(Dataset listings of figures)
-*-
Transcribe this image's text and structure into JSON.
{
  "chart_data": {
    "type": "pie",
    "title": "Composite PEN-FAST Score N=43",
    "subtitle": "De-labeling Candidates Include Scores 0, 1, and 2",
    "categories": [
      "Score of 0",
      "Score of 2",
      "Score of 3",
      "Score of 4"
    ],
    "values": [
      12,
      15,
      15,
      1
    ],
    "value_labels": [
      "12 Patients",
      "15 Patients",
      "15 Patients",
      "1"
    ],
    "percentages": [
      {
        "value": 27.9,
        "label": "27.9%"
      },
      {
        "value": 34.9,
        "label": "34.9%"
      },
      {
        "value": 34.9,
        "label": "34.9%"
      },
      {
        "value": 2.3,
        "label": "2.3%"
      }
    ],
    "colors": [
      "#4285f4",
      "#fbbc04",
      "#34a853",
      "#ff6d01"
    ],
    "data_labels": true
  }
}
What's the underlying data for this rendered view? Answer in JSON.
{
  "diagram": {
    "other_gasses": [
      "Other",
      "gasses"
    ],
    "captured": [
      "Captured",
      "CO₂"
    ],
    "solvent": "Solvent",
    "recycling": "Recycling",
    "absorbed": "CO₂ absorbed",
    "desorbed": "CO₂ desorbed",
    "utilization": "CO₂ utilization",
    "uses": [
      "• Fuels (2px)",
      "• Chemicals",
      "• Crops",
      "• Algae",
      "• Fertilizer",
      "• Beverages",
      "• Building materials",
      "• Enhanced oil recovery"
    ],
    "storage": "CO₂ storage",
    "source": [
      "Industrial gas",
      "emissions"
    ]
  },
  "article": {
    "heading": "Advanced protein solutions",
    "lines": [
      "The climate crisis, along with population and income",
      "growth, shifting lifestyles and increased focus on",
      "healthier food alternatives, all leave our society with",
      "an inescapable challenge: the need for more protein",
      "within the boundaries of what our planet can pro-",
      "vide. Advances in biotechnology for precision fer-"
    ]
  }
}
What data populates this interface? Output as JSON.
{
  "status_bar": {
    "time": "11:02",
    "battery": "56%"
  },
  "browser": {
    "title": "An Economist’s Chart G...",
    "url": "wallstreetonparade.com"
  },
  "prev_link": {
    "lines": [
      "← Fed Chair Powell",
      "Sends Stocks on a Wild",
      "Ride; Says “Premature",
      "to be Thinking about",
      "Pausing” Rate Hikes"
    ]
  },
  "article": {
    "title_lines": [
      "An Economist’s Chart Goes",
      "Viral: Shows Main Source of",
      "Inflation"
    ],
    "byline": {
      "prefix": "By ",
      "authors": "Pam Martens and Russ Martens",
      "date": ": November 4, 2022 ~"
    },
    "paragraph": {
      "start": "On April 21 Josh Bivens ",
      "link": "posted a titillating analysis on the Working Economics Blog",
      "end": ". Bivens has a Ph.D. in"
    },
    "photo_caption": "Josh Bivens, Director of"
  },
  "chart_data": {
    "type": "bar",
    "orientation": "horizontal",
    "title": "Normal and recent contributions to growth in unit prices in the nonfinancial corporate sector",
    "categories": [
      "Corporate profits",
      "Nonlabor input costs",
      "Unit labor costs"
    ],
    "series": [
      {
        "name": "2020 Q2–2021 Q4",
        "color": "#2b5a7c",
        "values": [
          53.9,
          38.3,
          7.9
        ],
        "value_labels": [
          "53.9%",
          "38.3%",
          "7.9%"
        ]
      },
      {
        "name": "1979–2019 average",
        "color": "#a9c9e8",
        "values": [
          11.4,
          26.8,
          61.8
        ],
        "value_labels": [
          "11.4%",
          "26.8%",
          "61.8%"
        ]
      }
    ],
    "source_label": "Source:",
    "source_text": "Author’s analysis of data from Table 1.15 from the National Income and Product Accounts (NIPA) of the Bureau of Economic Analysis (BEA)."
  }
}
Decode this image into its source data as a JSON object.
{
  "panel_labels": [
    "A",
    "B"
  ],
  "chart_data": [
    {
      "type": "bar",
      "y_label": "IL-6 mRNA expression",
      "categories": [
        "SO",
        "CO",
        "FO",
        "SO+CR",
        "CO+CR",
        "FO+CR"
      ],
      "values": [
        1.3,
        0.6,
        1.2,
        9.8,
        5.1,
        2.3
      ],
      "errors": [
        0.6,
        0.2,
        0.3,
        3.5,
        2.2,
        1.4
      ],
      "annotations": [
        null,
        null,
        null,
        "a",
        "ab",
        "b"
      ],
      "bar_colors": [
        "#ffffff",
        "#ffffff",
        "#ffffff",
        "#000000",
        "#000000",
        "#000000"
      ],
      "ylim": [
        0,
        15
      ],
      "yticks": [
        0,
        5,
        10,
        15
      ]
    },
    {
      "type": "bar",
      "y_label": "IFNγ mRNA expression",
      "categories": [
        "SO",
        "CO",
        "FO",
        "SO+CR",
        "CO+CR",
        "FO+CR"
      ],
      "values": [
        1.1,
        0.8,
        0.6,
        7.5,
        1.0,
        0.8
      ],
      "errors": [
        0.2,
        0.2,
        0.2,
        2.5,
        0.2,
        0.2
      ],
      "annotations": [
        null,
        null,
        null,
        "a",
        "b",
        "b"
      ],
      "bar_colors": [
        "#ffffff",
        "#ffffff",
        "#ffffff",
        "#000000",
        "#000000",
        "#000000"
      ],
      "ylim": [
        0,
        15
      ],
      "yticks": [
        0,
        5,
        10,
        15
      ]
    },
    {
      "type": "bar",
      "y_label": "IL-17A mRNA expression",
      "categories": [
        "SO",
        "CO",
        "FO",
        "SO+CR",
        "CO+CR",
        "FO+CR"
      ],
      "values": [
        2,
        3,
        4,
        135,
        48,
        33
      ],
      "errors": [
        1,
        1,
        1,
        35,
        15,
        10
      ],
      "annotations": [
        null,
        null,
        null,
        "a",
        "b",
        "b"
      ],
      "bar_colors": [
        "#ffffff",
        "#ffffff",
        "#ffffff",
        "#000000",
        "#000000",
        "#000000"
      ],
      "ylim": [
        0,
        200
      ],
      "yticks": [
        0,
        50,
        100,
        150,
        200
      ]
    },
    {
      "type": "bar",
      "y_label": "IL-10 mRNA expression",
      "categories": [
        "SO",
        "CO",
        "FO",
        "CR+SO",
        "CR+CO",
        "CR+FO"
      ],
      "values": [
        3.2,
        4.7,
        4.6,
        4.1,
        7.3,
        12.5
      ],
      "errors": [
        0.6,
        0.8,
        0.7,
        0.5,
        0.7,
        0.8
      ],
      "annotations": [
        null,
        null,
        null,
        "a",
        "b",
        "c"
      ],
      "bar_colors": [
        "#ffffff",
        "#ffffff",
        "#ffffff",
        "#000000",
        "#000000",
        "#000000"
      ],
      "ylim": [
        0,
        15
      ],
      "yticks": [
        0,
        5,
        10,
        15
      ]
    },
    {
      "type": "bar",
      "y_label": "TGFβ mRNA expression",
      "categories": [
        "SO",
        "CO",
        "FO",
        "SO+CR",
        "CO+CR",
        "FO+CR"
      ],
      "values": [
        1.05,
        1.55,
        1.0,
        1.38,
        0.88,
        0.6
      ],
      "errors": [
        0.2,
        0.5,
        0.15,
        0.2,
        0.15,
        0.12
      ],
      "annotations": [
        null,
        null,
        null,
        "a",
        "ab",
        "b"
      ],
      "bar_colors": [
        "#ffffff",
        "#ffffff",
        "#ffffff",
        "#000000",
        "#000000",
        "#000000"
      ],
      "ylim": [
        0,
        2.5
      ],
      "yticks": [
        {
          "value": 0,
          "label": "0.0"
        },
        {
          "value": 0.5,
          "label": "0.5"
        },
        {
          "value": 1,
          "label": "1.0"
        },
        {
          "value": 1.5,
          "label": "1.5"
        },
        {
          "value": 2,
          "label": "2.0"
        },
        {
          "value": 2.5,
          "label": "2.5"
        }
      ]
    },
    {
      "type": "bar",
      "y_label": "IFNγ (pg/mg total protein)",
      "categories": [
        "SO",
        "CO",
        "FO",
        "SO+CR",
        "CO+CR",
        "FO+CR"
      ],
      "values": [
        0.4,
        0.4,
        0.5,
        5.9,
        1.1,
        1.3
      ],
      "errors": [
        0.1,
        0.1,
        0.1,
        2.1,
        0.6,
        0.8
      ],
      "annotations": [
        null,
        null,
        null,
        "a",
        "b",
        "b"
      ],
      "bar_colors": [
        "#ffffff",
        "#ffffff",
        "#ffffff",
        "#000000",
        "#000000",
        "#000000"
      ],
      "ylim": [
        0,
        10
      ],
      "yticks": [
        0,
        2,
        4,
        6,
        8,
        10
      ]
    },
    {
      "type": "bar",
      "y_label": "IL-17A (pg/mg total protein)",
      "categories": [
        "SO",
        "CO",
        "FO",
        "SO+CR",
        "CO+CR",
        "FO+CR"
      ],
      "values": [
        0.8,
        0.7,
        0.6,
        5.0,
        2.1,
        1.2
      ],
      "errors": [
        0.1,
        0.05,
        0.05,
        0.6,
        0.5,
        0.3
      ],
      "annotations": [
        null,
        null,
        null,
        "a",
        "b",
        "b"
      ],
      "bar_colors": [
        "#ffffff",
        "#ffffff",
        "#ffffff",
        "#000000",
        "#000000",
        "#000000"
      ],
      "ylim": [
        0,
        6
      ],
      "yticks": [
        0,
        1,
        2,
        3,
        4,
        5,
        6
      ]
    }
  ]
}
-*-
[Assigned task]: Only the lines above that hold "IFNγ" are wanted. Show every one of them.

[Answer to this problem]:
      "y_label": "IFNγ mRNA expression",
      "y_label": "IFNγ (pg/mg total protein)",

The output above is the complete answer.